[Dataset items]
§ §

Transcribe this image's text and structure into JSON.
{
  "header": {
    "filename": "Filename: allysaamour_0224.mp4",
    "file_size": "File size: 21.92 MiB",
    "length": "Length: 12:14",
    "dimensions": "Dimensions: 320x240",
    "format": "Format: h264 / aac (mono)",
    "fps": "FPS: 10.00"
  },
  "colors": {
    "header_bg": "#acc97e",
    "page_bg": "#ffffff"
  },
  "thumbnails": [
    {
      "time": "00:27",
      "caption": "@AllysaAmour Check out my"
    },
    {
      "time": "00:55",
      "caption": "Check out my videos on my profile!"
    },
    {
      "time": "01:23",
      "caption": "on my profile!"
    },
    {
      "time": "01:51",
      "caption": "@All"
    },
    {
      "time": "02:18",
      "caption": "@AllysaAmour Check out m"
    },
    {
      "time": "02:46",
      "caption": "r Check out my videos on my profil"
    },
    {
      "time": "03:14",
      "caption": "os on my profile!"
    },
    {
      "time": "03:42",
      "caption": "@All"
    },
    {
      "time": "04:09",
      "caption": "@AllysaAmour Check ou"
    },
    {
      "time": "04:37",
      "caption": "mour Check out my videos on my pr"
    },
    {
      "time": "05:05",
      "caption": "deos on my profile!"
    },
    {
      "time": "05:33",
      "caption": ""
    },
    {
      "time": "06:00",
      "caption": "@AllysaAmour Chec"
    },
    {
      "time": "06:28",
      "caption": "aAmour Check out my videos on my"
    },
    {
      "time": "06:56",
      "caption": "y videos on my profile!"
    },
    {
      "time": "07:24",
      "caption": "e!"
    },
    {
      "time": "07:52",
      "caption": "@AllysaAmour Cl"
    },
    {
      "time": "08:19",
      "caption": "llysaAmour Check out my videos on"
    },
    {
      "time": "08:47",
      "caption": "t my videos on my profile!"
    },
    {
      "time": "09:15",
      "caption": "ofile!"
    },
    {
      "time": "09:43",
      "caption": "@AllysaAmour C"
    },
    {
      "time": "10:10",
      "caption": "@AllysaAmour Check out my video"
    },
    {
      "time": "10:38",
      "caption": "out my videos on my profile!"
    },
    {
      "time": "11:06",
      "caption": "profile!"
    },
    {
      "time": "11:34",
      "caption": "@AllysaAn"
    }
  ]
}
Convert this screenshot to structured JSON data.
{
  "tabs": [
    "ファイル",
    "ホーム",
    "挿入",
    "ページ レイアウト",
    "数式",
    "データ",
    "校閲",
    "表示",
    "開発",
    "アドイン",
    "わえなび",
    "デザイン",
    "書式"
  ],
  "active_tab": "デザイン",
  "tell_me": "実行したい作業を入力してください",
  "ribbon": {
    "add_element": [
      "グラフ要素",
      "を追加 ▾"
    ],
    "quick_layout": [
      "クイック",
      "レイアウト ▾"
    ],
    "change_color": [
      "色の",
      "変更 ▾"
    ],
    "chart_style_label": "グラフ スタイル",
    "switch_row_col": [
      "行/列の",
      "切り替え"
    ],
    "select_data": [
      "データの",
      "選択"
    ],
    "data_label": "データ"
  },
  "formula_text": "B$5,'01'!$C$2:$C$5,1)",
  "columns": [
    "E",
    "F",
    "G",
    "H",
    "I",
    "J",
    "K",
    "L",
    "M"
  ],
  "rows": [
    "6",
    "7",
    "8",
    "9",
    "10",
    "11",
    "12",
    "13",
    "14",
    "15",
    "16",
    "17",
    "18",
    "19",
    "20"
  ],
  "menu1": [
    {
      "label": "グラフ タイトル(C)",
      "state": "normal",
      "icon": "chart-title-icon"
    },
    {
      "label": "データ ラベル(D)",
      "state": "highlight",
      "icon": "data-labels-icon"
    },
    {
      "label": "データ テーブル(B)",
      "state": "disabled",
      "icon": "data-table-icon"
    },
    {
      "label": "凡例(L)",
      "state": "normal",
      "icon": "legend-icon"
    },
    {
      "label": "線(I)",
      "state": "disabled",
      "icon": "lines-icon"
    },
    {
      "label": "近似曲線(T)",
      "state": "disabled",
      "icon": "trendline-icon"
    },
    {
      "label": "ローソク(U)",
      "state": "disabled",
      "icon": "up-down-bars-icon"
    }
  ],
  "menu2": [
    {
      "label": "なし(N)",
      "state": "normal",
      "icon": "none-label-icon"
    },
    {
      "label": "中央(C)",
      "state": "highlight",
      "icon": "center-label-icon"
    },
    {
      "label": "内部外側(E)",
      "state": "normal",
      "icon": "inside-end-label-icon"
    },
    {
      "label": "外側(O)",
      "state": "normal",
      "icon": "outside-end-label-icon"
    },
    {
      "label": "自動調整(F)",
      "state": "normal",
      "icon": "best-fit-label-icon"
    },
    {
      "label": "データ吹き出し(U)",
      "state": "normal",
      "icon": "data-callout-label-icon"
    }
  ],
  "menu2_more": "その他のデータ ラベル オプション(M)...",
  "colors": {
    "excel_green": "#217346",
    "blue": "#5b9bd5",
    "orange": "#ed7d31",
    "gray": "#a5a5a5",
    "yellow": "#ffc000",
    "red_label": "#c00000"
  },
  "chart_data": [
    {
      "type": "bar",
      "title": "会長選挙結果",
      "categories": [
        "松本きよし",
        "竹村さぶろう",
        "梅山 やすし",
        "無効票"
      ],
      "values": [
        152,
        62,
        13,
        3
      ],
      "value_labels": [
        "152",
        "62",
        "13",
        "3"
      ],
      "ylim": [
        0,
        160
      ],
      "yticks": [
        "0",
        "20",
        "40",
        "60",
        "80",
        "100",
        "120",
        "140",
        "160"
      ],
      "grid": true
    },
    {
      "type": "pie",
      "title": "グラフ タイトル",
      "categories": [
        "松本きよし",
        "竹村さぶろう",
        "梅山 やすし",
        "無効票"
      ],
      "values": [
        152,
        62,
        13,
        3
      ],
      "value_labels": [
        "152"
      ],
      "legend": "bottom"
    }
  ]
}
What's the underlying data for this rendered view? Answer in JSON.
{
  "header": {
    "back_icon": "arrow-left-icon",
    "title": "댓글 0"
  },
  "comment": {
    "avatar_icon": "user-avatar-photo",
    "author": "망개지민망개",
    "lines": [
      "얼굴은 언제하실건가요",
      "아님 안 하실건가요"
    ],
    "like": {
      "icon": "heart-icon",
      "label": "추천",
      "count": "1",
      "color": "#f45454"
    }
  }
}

§ §

◆ Goal ◆
The records are above. How many lines in them contain the word "profile"? Give the number alone.

◆ Task answer ◆
8